Restituez tel quel le passage de l'extrait sur le placement en rétention, de « Par un jugement » à « déclaré non justifié. ».

+++ Section du document

Par arrêté du même jour, notifié à l’intéressé le 25 avril 2013, le ministre ordonna le placement de Monsieur … en rétention au Centre de rétention pour une durée d’un mois à partir de la notification dudit arrêté. Cet arrêté est basé sur les considérations et motifs suivants :

« Vu les articles 111, 120 à 123 et 125 (1) de la loi modifiée du 29 août 2008 sur la libre circulation des personnes et l’immigration ;

Vu la loi du 28 mai 2009 concernant le Centre de rétention ;

Vu ma décision de retour du 23 avril 2013, lui notifiée le même jour ;

Vu mon arrêté de refus d’entrée et de séjour du 29 mars 2006 lui notifié le 3 avril 2006 ;

Attendu que l’intéressé est démuni de tout document d’identité et de voyage valable ;

Attendu qu’au vu de la situation particulière de l’intéressé, il n’existe pas de mesure suffisante, mais moins coercitive qu’une mesure de placement alors que les conditions d’une assignation à domicile conformément à l’article 125 (1) ne sont pas remplies ;

Attendu qu’il existe un risque de fuite dans le chef de l’intéressé ;

Considérant que les démarches nécessaires en vue de l’éloignement de l’intéressé seront engagées dans les plus brefs délais ;

Considérant que l’exécution de la mesure d’éloignement est subordonnée au résultat de ces démarches ; (…) ».

Par un jugement du tribunal administratif du 22 mai 2013, numéro de rôle 32475, le recours contentieux introduit contre la décision de placement en rétention du 25 avril 2013 fut déclaré non justifié.

Par arrêté du 21 mai 2013, notifié à l’intéressé le 24 mai 2013, le ministre prorogea une première fois pour une nouvelle durée d’un mois la mesure de placement précitée du 25 avril 2013. Ladite décision est basée sur les considérations et motifs suivants :

« Vu les articles 111 et 120 à 123 de la loi modifiée du 29 août 2008 sur la libre circulation des personnes et l’immigration ;

Vu la loi du 28 mai 2009 concernant le Centre de rétention ;

Vu mon arrêté du 23 avril 2013, notifié en date du 25 avril 2013, décidant de soumettre l’intéressé à une mesure de placement ;

Attendu que les motifs à la base de la mesure de placement du 23 avril 2013 subsistent dans le chef de l’intéressé ;

Considérant que les démarches en vue de l’éloignement ont été engagées ;

Considérant que ces démarches n’ont pas encore abouti ;

Considérant que toutes les diligences en vue de l’identification de l’intéressé afin de permettre son éloignement ont été entreprises auprès des autorités compétentes ;

Considérant qu’il y a lieu de maintenir la mesure de placement afin de garantir l’exécution de la mesure de l’éloignement (…) ».

++++++
+++ Extraits du matériel

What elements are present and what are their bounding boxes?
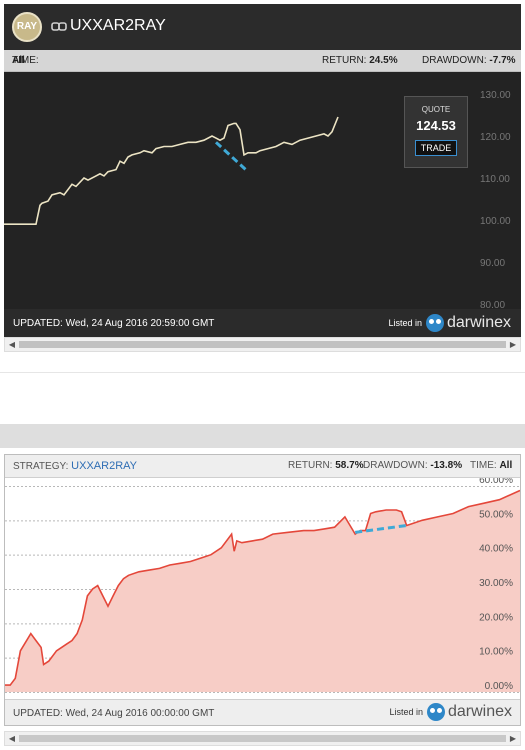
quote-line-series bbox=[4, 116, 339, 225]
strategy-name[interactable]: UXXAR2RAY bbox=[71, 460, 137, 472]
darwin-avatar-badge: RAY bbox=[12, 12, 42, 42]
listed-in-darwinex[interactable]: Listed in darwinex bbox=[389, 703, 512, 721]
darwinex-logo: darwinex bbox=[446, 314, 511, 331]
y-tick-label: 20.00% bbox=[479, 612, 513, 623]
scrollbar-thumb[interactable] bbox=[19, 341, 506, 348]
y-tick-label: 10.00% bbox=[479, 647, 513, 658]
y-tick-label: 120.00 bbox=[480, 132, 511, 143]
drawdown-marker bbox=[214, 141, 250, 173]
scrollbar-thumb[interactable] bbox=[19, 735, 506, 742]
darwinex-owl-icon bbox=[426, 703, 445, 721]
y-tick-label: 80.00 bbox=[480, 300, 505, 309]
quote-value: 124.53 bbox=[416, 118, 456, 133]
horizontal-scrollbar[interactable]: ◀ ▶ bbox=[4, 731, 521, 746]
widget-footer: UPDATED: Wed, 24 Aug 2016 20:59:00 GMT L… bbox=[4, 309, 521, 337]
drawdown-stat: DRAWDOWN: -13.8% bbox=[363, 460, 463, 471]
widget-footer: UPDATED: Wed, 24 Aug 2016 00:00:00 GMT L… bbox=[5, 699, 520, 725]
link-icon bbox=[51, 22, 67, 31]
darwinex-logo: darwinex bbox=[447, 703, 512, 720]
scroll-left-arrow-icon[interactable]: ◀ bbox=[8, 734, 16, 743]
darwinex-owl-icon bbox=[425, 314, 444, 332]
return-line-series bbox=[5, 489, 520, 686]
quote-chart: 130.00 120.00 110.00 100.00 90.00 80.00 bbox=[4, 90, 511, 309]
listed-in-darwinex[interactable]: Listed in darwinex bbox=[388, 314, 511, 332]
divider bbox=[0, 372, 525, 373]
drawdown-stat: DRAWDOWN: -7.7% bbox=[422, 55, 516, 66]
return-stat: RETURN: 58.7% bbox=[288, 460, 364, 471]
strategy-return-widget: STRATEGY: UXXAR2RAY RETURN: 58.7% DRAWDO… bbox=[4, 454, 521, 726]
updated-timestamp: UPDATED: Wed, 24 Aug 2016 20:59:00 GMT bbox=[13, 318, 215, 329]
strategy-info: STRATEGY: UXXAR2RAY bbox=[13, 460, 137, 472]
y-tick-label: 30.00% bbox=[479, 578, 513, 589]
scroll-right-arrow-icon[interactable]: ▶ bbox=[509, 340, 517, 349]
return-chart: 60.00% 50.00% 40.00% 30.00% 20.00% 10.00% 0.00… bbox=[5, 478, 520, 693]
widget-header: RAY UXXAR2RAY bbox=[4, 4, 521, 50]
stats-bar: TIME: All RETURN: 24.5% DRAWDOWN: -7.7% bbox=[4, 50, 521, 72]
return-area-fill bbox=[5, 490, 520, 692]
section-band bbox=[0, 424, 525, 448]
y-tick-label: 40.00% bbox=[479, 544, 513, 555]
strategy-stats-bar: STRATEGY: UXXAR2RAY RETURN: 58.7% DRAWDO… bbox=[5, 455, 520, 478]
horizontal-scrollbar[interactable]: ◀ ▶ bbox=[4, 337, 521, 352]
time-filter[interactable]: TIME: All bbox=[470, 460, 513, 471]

++++++

## Réponse attendue:
Par un jugement du tribunal administratif du 22 mai 2013, numéro de rôle 32475, le recours contentieux introduit contre la décision de placement en rétention du 25 avril 2013 fut déclaré non justifié.